Your instructions:
Exactly repeat the full listing that follows.

-- start --

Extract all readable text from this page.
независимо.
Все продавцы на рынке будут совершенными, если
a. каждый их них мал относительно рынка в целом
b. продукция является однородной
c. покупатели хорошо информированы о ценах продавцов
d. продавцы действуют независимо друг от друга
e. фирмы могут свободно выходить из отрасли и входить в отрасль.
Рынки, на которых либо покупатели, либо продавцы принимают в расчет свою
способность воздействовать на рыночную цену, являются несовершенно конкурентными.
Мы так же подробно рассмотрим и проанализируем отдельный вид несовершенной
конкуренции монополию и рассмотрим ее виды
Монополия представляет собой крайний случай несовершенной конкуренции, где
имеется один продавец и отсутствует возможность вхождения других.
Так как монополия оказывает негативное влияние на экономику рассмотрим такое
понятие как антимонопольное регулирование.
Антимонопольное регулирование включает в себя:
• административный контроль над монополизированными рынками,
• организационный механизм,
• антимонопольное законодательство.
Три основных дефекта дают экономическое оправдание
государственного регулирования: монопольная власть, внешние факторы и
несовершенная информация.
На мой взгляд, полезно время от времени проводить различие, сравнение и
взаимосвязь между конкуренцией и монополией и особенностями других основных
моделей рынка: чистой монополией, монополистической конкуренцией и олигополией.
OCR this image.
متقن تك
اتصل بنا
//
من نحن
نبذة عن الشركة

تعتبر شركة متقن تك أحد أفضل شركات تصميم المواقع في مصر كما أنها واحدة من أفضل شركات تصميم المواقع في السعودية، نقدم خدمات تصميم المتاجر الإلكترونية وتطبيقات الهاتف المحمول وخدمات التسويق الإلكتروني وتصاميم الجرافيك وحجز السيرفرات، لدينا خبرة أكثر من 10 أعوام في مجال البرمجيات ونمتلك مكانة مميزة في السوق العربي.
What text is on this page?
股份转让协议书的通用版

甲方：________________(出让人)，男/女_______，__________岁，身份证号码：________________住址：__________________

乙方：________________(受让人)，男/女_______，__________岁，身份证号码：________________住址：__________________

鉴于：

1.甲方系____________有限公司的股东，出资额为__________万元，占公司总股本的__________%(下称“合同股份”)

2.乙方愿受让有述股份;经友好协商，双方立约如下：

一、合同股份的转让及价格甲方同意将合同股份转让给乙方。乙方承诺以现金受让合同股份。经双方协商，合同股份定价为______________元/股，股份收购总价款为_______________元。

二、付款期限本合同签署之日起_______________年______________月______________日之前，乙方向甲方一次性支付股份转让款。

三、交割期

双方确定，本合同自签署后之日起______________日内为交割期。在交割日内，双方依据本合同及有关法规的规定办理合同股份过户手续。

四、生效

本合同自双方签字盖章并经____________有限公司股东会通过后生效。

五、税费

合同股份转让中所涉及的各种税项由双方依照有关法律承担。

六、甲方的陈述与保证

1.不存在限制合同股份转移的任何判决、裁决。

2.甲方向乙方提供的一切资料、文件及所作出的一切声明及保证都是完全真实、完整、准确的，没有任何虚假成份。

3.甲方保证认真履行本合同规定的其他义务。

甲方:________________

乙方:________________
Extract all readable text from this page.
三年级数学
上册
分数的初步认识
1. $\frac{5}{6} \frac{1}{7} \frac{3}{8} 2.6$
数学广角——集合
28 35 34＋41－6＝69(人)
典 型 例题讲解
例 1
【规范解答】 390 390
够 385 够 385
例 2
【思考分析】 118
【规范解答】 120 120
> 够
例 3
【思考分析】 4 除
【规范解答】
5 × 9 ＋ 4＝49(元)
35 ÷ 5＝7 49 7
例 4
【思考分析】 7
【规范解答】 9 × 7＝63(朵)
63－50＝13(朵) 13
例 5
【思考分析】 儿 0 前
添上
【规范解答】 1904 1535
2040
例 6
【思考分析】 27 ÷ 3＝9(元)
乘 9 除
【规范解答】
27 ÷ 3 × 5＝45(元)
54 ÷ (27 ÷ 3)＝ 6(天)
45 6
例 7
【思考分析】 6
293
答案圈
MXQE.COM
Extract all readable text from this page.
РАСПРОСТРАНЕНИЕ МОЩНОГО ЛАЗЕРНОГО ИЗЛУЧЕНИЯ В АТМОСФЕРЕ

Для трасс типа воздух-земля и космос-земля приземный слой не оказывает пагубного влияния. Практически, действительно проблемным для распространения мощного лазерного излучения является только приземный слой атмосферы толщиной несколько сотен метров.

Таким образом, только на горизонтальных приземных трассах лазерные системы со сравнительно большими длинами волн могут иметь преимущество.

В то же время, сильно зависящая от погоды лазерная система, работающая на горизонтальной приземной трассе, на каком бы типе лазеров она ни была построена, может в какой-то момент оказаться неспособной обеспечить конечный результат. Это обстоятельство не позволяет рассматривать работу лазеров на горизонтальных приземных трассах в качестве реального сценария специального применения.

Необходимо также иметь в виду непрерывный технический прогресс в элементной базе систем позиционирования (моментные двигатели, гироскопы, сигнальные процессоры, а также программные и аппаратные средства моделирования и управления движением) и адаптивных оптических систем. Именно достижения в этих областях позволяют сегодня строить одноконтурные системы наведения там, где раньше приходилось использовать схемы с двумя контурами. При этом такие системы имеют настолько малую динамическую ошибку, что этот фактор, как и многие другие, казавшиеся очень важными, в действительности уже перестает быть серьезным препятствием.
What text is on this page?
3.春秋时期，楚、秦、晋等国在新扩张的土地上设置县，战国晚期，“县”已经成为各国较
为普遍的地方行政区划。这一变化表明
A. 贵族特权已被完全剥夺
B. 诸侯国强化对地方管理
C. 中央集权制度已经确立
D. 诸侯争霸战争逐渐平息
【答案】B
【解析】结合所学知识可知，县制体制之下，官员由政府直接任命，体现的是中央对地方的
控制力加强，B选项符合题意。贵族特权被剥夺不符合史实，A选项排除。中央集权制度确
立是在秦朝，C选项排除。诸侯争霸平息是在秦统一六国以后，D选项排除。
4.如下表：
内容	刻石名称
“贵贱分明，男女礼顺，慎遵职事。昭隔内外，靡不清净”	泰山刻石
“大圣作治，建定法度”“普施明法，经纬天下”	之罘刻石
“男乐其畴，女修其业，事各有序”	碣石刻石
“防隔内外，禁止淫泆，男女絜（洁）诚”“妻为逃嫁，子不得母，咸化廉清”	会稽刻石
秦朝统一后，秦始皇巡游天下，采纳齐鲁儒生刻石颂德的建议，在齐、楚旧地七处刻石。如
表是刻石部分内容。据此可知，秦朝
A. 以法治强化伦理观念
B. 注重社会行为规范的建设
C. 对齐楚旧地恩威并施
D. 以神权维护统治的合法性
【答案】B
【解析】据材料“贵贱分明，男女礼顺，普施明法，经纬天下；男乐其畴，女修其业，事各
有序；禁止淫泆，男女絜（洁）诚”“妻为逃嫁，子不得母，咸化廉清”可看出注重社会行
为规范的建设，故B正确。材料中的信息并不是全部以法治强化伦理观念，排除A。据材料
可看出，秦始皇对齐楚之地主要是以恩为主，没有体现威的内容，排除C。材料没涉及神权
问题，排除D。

-- end --

Written answer:
Extract all readable text from this page.
независимо.
Все продавцы на рынке будут совершенными, если
a. каждый их них мал относительно рынка в целом
b. продукция является однородной
c. покупатели хорошо информированы о ценах продавцов
d. продавцы действуют независимо друг от друга
e. фирмы могут свободно выходить из отрасли и входить в отрасль.
Рынки, на которых либо покупатели, либо продавцы принимают в расчет свою
способность воздействовать на рыночную цену, являются несовершенно конкурентными.
Мы так же подробно рассмотрим и проанализируем отдельный вид несовершенной
конкуренции монополию и рассмотрим ее виды
Монополия представляет собой крайний случай несовершенной конкуренции, где
имеется один продавец и отсутствует возможность вхождения других.
Так как монополия оказывает негативное влияние на экономику рассмотрим такое
понятие как антимонопольное регулирование.
Антимонопольное регулирование включает в себя:
• административный контроль над монополизированными рынками,
• организационный механизм,
• антимонопольное законодательство.
Три основных дефекта дают экономическое оправдание
государственного регулирования: монопольная власть, внешние факторы и
несовершенная информация.
На мой взгляд, полезно время от времени проводить различие, сравнение и
взаимосвязь между конкуренцией и монополией и особенностями других основных
моделей рынка: чистой монополией, монополистической конкуренцией и олигополией.
OCR this image.
متقن تك
اتصل بنا
//
من نحن
نبذة عن الشركة

تعتبر شركة متقن تك أحد أفضل شركات تصميم المواقع في مصر كما أنها واحدة من أفضل شركات تصميم المواقع في السعودية، نقدم خدمات تصميم المتاجر الإلكترونية وتطبيقات الهاتف المحمول وخدمات التسويق الإلكتروني وتصاميم الجرافيك وحجز السيرفرات، لدينا خبرة أكثر من 10 أعوام في مجال البرمجيات ونمتلك مكانة مميزة في السوق العربي.
What text is on this page?
股份转让协议书的通用版

甲方：________________(出让人)，男/女_______，__________岁，身份证号码：________________住址：__________________

乙方：________________(受让人)，男/女_______，__________岁，身份证号码：________________住址：__________________

鉴于：

1.甲方系____________有限公司的股东，出资额为__________万元，占公司总股本的__________%(下称“合同股份”)

2.乙方愿受让有述股份;经友好协商，双方立约如下：

一、合同股份的转让及价格甲方同意将合同股份转让给乙方。乙方承诺以现金受让合同股份。经双方协商，合同股份定价为______________元/股，股份收购总价款为_______________元。

二、付款期限本合同签署之日起_______________年______________月______________日之前，乙方向甲方一次性支付股份转让款。

三、交割期

双方确定，本合同自签署后之日起______________日内为交割期。在交割日内，双方依据本合同及有关法规的规定办理合同股份过户手续。

四、生效

本合同自双方签字盖章并经____________有限公司股东会通过后生效。

五、税费

合同股份转让中所涉及的各种税项由双方依照有关法律承担。

六、甲方的陈述与保证

1.不存在限制合同股份转移的任何判决、裁决。

2.甲方向乙方提供的一切资料、文件及所作出的一切声明及保证都是完全真实、完整、准确的，没有任何虚假成份。

3.甲方保证认真履行本合同规定的其他义务。

甲方:________________

乙方:________________
Extract all readable text from this page.
三年级数学
上册
分数的初步认识
1. $\frac{5}{6} \frac{1}{7} \frac{3}{8} 2.6$
数学广角——集合
28 35 34＋41－6＝69(人)
典 型 例题讲解
例 1
【规范解答】 390 390
够 385 够 385
例 2
【思考分析】 118
【规范解答】 120 120
> 够
例 3
【思考分析】 4 除
【规范解答】
5 × 9 ＋ 4＝49(元)
35 ÷ 5＝7 49 7
例 4
【思考分析】 7
【规范解答】 9 × 7＝63(朵)
63－50＝13(朵) 13
例 5
【思考分析】 儿 0 前
添上
【规范解答】 1904 1535
2040
例 6
【思考分析】 27 ÷ 3＝9(元)
乘 9 除
【规范解答】
27 ÷ 3 × 5＝45(元)
54 ÷ (27 ÷ 3)＝ 6(天)
45 6
例 7
【思考分析】 6
293
答案圈
MXQE.COM
Extract all readable text from this page.
РАСПРОСТРАНЕНИЕ МОЩНОГО ЛАЗЕРНОГО ИЗЛУЧЕНИЯ В АТМОСФЕРЕ

Для трасс типа воздух-земля и космос-земля приземный слой не оказывает пагубного влияния. Практически, действительно проблемным для распространения мощного лазерного излучения является только приземный слой атмосферы толщиной несколько сотен метров.

Таким образом, только на горизонтальных приземных трассах лазерные системы со сравнительно большими длинами волн могут иметь преимущество.

В то же время, сильно зависящая от погоды лазерная система, работающая на горизонтальной приземной трассе, на каком бы типе лазеров она ни была построена, может в какой-то момент оказаться неспособной обеспечить конечный результат. Это обстоятельство не позволяет рассматривать работу лазеров на горизонтальных приземных трассах в качестве реального сценария специального применения.

Необходимо также иметь в виду непрерывный технический прогресс в элементной базе систем позиционирования (моментные двигатели, гироскопы, сигнальные процессоры, а также программные и аппаратные средства моделирования и управления движением) и адаптивных оптических систем. Именно достижения в этих областях позволяют сегодня строить одноконтурные системы наведения там, где раньше приходилось использовать схемы с двумя контурами. При этом такие системы имеют настолько малую динамическую ошибку, что этот фактор, как и многие другие, казавшиеся очень важными, в действительности уже перестает быть серьезным препятствием.
What text is on this page?
3.春秋时期，楚、秦、晋等国在新扩张的土地上设置县，战国晚期，“县”已经成为各国较
为普遍的地方行政区划。这一变化表明
A. 贵族特权已被完全剥夺
B. 诸侯国强化对地方管理
C. 中央集权制度已经确立
D. 诸侯争霸战争逐渐平息
【答案】B
【解析】结合所学知识可知，县制体制之下，官员由政府直接任命，体现的是中央对地方的
控制力加强，B选项符合题意。贵族特权被剥夺不符合史实，A选项排除。中央集权制度确
立是在秦朝，C选项排除。诸侯争霸平息是在秦统一六国以后，D选项排除。
4.如下表：
内容	刻石名称
“贵贱分明，男女礼顺，慎遵职事。昭隔内外，靡不清净”	泰山刻石
“大圣作治，建定法度”“普施明法，经纬天下”	之罘刻石
“男乐其畴，女修其业，事各有序”	碣石刻石
“防隔内外，禁止淫泆，男女絜（洁）诚”“妻为逃嫁，子不得母，咸化廉清”	会稽刻石
秦朝统一后，秦始皇巡游天下，采纳齐鲁儒生刻石颂德的建议，在齐、楚旧地七处刻石。如
表是刻石部分内容。据此可知，秦朝
A. 以法治强化伦理观念
B. 注重社会行为规范的建设
C. 对齐楚旧地恩威并施
D. 以神权维护统治的合法性
【答案】B
【解析】据材料“贵贱分明，男女礼顺，普施明法，经纬天下；男乐其畴，女修其业，事各
有序；禁止淫泆，男女絜（洁）诚”“妻为逃嫁，子不得母，咸化廉清”可看出注重社会行
为规范的建设，故B正确。材料中的信息并不是全部以法治强化伦理观念，排除A。据材料
可看出，秦始皇对齐楚之地主要是以恩为主，没有体现威的内容，排除C。材料没涉及神权
问题，排除D。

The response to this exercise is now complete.